__Short exercise__
Repeat exactly the lines from the line containing "Type out the text in this image." to the last line of the listing, including both.

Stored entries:
************

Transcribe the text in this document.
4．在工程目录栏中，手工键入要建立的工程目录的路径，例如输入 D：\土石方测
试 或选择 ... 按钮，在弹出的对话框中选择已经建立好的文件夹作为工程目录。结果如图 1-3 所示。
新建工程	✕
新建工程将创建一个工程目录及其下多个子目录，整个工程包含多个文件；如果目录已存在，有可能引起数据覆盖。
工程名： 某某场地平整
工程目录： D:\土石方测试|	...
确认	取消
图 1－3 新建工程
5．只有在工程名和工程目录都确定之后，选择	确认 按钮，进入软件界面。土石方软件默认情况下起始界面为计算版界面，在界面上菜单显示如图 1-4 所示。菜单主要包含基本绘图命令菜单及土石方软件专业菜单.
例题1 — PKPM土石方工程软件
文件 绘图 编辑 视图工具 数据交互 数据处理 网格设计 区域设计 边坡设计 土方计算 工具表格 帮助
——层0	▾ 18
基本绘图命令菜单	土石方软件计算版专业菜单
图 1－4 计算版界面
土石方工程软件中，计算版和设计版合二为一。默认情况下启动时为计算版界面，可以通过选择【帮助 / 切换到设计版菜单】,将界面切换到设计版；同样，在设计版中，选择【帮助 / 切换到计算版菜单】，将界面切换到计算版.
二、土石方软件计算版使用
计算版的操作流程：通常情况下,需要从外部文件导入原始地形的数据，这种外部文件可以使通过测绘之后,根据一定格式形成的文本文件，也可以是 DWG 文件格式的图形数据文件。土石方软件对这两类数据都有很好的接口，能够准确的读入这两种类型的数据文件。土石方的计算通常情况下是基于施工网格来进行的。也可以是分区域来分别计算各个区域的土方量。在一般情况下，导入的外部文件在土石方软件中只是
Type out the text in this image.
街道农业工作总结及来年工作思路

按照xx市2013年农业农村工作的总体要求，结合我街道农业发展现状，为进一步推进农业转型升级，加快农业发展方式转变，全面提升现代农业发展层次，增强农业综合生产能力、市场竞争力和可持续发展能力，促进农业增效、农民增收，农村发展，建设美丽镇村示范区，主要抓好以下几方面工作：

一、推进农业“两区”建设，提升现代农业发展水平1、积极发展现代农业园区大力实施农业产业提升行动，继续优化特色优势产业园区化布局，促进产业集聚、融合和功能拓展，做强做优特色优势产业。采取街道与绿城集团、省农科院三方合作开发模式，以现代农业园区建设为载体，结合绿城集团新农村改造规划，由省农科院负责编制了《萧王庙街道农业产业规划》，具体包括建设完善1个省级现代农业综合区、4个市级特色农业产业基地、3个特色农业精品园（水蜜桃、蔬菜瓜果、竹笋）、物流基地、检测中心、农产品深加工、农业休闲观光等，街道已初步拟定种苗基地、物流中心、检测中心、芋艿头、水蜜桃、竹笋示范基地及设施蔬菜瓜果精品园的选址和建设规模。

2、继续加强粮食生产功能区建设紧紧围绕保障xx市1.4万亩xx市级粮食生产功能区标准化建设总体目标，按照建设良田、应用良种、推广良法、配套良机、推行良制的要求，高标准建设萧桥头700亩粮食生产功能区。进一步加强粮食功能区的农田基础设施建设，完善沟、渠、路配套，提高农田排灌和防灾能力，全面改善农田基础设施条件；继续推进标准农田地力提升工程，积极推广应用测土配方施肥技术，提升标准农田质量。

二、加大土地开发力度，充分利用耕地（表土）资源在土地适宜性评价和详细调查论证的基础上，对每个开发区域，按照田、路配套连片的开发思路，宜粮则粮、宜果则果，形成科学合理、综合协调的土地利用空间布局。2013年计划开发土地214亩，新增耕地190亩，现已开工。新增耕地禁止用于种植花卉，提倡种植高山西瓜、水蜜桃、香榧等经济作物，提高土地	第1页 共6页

************

__Expected answer__
Type out the text in this image.
街道农业工作总结及来年工作思路

按照xx市2013年农业农村工作的总体要求，结合我街道农业发展现状，为进一步推进农业转型升级，加快农业发展方式转变，全面提升现代农业发展层次，增强农业综合生产能力、市场竞争力和可持续发展能力，促进农业增效、农民增收，农村发展，建设美丽镇村示范区，主要抓好以下几方面工作：

一、推进农业“两区”建设，提升现代农业发展水平1、积极发展现代农业园区大力实施农业产业提升行动，继续优化特色优势产业园区化布局，促进产业集聚、融合和功能拓展，做强做优特色优势产业。采取街道与绿城集团、省农科院三方合作开发模式，以现代农业园区建设为载体，结合绿城集团新农村改造规划，由省农科院负责编制了《萧王庙街道农业产业规划》，具体包括建设完善1个省级现代农业综合区、4个市级特色农业产业基地、3个特色农业精品园（水蜜桃、蔬菜瓜果、竹笋）、物流基地、检测中心、农产品深加工、农业休闲观光等，街道已初步拟定种苗基地、物流中心、检测中心、芋艿头、水蜜桃、竹笋示范基地及设施蔬菜瓜果精品园的选址和建设规模。

2、继续加强粮食生产功能区建设紧紧围绕保障xx市1.4万亩xx市级粮食生产功能区标准化建设总体目标，按照建设良田、应用良种、推广良法、配套良机、推行良制的要求，高标准建设萧桥头700亩粮食生产功能区。进一步加强粮食功能区的农田基础设施建设，完善沟、渠、路配套，提高农田排灌和防灾能力，全面改善农田基础设施条件；继续推进标准农田地力提升工程，积极推广应用测土配方施肥技术，提升标准农田质量。

二、加大土地开发力度，充分利用耕地（表土）资源在土地适宜性评价和详细调查论证的基础上，对每个开发区域，按照田、路配套连片的开发思路，宜粮则粮、宜果则果，形成科学合理、综合协调的土地利用空间布局。2013年计划开发土地214亩，新增耕地190亩，现已开工。新增耕地禁止用于种植花卉，提倡种植高山西瓜、水蜜桃、香榧等经济作物，提高土地	第1页 共6页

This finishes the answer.